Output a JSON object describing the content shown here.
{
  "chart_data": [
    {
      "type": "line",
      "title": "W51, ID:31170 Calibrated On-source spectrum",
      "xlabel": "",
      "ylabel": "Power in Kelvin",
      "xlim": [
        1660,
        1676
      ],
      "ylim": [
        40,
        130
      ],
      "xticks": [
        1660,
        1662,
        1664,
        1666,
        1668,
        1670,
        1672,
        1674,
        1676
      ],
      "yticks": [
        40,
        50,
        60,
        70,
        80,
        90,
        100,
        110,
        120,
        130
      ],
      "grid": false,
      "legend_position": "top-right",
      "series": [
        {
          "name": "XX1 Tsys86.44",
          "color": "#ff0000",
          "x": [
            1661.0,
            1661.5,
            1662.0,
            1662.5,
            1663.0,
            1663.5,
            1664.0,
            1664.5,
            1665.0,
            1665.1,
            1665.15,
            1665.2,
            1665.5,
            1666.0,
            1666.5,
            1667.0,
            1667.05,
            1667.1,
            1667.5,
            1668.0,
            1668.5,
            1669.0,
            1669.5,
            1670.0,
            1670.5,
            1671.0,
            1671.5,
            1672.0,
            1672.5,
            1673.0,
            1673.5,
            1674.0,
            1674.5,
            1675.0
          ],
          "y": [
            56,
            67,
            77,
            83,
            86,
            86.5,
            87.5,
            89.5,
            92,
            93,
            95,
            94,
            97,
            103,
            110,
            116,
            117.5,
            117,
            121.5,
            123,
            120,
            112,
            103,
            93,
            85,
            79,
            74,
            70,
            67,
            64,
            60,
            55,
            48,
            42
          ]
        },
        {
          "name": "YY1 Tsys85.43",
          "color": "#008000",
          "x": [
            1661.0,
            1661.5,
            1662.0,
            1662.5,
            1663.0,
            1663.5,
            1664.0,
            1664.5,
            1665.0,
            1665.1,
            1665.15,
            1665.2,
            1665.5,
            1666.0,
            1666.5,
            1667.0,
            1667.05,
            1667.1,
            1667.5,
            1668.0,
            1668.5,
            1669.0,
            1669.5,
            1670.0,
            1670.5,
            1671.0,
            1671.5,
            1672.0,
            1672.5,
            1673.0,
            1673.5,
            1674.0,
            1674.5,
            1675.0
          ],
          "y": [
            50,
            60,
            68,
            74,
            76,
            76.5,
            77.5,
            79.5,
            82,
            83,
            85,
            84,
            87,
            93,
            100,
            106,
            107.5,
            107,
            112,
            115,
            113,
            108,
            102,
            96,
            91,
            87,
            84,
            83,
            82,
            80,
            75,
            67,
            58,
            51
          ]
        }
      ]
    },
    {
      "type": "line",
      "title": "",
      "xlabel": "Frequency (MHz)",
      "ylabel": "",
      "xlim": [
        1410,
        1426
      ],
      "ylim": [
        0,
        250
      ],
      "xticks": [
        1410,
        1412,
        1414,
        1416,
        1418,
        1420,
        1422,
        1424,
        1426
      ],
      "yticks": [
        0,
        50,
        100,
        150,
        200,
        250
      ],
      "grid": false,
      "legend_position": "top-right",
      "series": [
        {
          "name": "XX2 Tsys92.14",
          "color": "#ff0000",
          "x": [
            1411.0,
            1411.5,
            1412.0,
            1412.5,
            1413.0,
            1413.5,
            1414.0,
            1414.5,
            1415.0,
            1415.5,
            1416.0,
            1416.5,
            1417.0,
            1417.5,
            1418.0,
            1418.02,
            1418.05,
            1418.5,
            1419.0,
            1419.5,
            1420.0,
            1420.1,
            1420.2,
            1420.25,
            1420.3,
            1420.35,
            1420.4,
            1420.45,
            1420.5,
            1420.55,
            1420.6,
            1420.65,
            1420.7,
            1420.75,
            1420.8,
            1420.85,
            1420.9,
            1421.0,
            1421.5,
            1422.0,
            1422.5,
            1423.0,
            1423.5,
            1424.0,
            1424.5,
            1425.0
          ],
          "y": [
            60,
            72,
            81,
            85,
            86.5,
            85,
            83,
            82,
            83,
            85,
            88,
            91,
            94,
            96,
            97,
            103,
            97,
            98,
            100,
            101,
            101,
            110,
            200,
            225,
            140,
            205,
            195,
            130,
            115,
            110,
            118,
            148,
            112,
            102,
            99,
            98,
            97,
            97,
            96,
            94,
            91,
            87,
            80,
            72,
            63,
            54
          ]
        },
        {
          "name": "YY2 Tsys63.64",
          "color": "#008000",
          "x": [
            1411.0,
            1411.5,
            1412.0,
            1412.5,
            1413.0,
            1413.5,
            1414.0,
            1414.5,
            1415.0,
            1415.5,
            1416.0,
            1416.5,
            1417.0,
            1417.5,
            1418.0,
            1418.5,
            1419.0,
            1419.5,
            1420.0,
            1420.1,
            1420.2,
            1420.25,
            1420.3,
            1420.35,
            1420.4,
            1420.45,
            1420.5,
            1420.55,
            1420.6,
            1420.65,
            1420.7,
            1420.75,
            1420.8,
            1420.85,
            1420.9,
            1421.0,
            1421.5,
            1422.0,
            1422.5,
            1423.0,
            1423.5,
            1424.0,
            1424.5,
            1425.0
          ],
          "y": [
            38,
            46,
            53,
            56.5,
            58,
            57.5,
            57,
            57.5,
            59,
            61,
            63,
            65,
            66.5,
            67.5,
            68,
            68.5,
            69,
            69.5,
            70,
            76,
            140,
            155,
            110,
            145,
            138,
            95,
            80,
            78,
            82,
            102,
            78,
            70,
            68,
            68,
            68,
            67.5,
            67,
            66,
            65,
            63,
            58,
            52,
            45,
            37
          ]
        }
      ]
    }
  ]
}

__________

- [What needs to be done]: Reproduce all of the records exactly.

- [Expected answer]:
Output a JSON object describing the content shown here.
{
  "chart_data": [
    {
      "type": "line",
      "title": "W51, ID:31170 Calibrated On-source spectrum",
      "xlabel": "",
      "ylabel": "Power in Kelvin",
      "xlim": [
        1660,
        1676
      ],
      "ylim": [
        40,
        130
      ],
      "xticks": [
        1660,
        1662,
        1664,
        1666,
        1668,
        1670,
        1672,
        1674,
        1676
      ],
      "yticks": [
        40,
        50,
        60,
        70,
        80,
        90,
        100,
        110,
        120,
        130
      ],
      "grid": false,
      "legend_position": "top-right",
      "series": [
        {
          "name": "XX1 Tsys86.44",
          "color": "#ff0000",
          "x": [
            1661.0,
            1661.5,
            1662.0,
            1662.5,
            1663.0,
            1663.5,
            1664.0,
            1664.5,
            1665.0,
            1665.1,
            1665.15,
            1665.2,
            1665.5,
            1666.0,
            1666.5,
            1667.0,
            1667.05,
            1667.1,
            1667.5,
            1668.0,
            1668.5,
            1669.0,
            1669.5,
            1670.0,
            1670.5,
            1671.0,
            1671.5,
            1672.0,
            1672.5,
            1673.0,
            1673.5,
            1674.0,
            1674.5,
            1675.0
          ],
          "y": [
            56,
            67,
            77,
            83,
            86,
            86.5,
            87.5,
            89.5,
            92,
            93,
            95,
            94,
            97,
            103,
            110,
            116,
            117.5,
            117,
            121.5,
            123,
            120,
            112,
            103,
            93,
            85,
            79,
            74,
            70,
            67,
            64,
            60,
            55,
            48,
            42
          ]
        },
        {
          "name": "YY1 Tsys85.43",
          "color": "#008000",
          "x": [
            1661.0,
            1661.5,
            1662.0,
            1662.5,
            1663.0,
            1663.5,
            1664.0,
            1664.5,
            1665.0,
            1665.1,
            1665.15,
            1665.2,
            1665.5,
            1666.0,
            1666.5,
            1667.0,
            1667.05,
            1667.1,
            1667.5,
            1668.0,
            1668.5,
            1669.0,
            1669.5,
            1670.0,
            1670.5,
            1671.0,
            1671.5,
            1672.0,
            1672.5,
            1673.0,
            1673.5,
            1674.0,
            1674.5,
            1675.0
          ],
          "y": [
            50,
            60,
            68,
            74,
            76,
            76.5,
            77.5,
            79.5,
            82,
            83,
            85,
            84,
            87,
            93,
            100,
            106,
            107.5,
            107,
            112,
            115,
            113,
            108,
            102,
            96,
            91,
            87,
            84,
            83,
            82,
            80,
            75,
            67,
            58,
            51
          ]
        }
      ]
    },
    {
      "type": "line",
      "title": "",
      "xlabel": "Frequency (MHz)",
      "ylabel": "",
      "xlim": [
        1410,
        1426
      ],
      "ylim": [
        0,
        250
      ],
      "xticks": [
        1410,
        1412,
        1414,
        1416,
        1418,
        1420,
        1422,
        1424,
        1426
      ],
      "yticks": [
        0,
        50,
        100,
        150,
        200,
        250
      ],
      "grid": false,
      "legend_position": "top-right",
      "series": [
        {
          "name": "XX2 Tsys92.14",
          "color": "#ff0000",
          "x": [
            1411.0,
            1411.5,
            1412.0,
            1412.5,
            1413.0,
            1413.5,
            1414.0,
            1414.5,
            1415.0,
            1415.5,
            1416.0,
            1416.5,
            1417.0,
            1417.5,
            1418.0,
            1418.02,
            1418.05,
            1418.5,
            1419.0,
            1419.5,
            1420.0,
            1420.1,
            1420.2,
            1420.25,
            1420.3,
            1420.35,
            1420.4,
            1420.45,
            1420.5,
            1420.55,
            1420.6,
            1420.65,
            1420.7,
            1420.75,
            1420.8,
            1420.85,
            1420.9,
            1421.0,
            1421.5,
            1422.0,
            1422.5,
            1423.0,
            1423.5,
            1424.0,
            1424.5,
            1425.0
          ],
          "y": [
            60,
            72,
            81,
            85,
            86.5,
            85,
            83,
            82,
            83,
            85,
            88,
            91,
            94,
            96,
            97,
            103,
            97,
            98,
            100,
            101,
            101,
            110,
            200,
            225,
            140,
            205,
            195,
            130,
            115,
            110,
            118,
            148,
            112,
            102,
            99,
            98,
            97,
            97,
            96,
            94,
            91,
            87,
            80,
            72,
            63,
            54
          ]
        },
        {
          "name": "YY2 Tsys63.64",
          "color": "#008000",
          "x": [
            1411.0,
            1411.5,
            1412.0,
            1412.5,
            1413.0,
            1413.5,
            1414.0,
            1414.5,
            1415.0,
            1415.5,
            1416.0,
            1416.5,
            1417.0,
            1417.5,
            1418.0,
            1418.5,
            1419.0,
            1419.5,
            1420.0,
            1420.1,
            1420.2,
            1420.25,
            1420.3,
            1420.35,
            1420.4,
            1420.45,
            1420.5,
            1420.55,
            1420.6,
            1420.65,
            1420.7,
            1420.75,
            1420.8,
            1420.85,
            1420.9,
            1421.0,
            1421.5,
            1422.0,
            1422.5,
            1423.0,
            1423.5,
            1424.0,
            1424.5,
            1425.0
          ],
          "y": [
            38,
            46,
            53,
            56.5,
            58,
            57.5,
            57,
            57.5,
            59,
            61,
            63,
            65,
            66.5,
            67.5,
            68,
            68.5,
            69,
            69.5,
            70,
            76,
            140,
            155,
            110,
            145,
            138,
            95,
            80,
            78,
            82,
            102,
            78,
            70,
            68,
            68,
            68,
            67.5,
            67,
            66,
            65,
            63,
            58,
            52,
            45,
            37
          ]
        }
      ]
    }
  ]
}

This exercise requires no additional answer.